__Supplied material__.
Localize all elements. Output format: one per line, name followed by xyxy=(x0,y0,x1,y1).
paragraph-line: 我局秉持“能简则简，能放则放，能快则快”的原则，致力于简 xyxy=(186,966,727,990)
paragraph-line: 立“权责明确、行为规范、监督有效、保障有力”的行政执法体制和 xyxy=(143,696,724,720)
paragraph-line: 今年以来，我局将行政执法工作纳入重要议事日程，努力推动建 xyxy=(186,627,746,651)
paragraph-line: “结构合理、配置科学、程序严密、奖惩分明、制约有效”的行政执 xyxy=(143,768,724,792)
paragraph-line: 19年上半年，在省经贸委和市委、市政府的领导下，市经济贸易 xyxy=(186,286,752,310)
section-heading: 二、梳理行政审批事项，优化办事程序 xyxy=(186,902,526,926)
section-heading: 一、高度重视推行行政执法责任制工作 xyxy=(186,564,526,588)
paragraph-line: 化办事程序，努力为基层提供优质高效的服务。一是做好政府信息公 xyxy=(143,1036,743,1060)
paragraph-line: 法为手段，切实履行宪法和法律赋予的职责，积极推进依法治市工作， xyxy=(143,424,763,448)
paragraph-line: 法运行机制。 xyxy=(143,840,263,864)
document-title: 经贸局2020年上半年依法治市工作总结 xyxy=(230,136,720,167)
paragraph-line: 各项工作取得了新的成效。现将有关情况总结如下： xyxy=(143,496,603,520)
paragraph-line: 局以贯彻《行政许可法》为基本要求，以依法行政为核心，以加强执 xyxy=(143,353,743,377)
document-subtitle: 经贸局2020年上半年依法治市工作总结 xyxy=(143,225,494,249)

__Instructions for the task__. Reproduce every line of the item above without changing anything.

__Response to the task__.
Localize all elements. Output format: one per line, name followed by xyxy=(x0,y0,x1,y1).
paragraph-line: 我局秉持“能简则简，能放则放，能快则快”的原则，致力于简 xyxy=(186,966,727,990)
paragraph-line: 立“权责明确、行为规范、监督有效、保障有力”的行政执法体制和 xyxy=(143,696,724,720)
paragraph-line: 今年以来，我局将行政执法工作纳入重要议事日程，努力推动建 xyxy=(186,627,746,651)
paragraph-line: “结构合理、配置科学、程序严密、奖惩分明、制约有效”的行政执 xyxy=(143,768,724,792)
paragraph-line: 19年上半年，在省经贸委和市委、市政府的领导下，市经济贸易 xyxy=(186,286,752,310)
section-heading: 二、梳理行政审批事项，优化办事程序 xyxy=(186,902,526,926)
section-heading: 一、高度重视推行行政执法责任制工作 xyxy=(186,564,526,588)
paragraph-line: 化办事程序，努力为基层提供优质高效的服务。一是做好政府信息公 xyxy=(143,1036,743,1060)
paragraph-line: 法为手段，切实履行宪法和法律赋予的职责，积极推进依法治市工作， xyxy=(143,424,763,448)
paragraph-line: 法运行机制。 xyxy=(143,840,263,864)
document-title: 经贸局2020年上半年依法治市工作总结 xyxy=(230,136,720,167)
paragraph-line: 各项工作取得了新的成效。现将有关情况总结如下： xyxy=(143,496,603,520)
paragraph-line: 局以贯彻《行政许可法》为基本要求，以依法行政为核心，以加强执 xyxy=(143,353,743,377)
document-subtitle: 经贸局2020年上半年依法治市工作总结 xyxy=(143,225,494,249)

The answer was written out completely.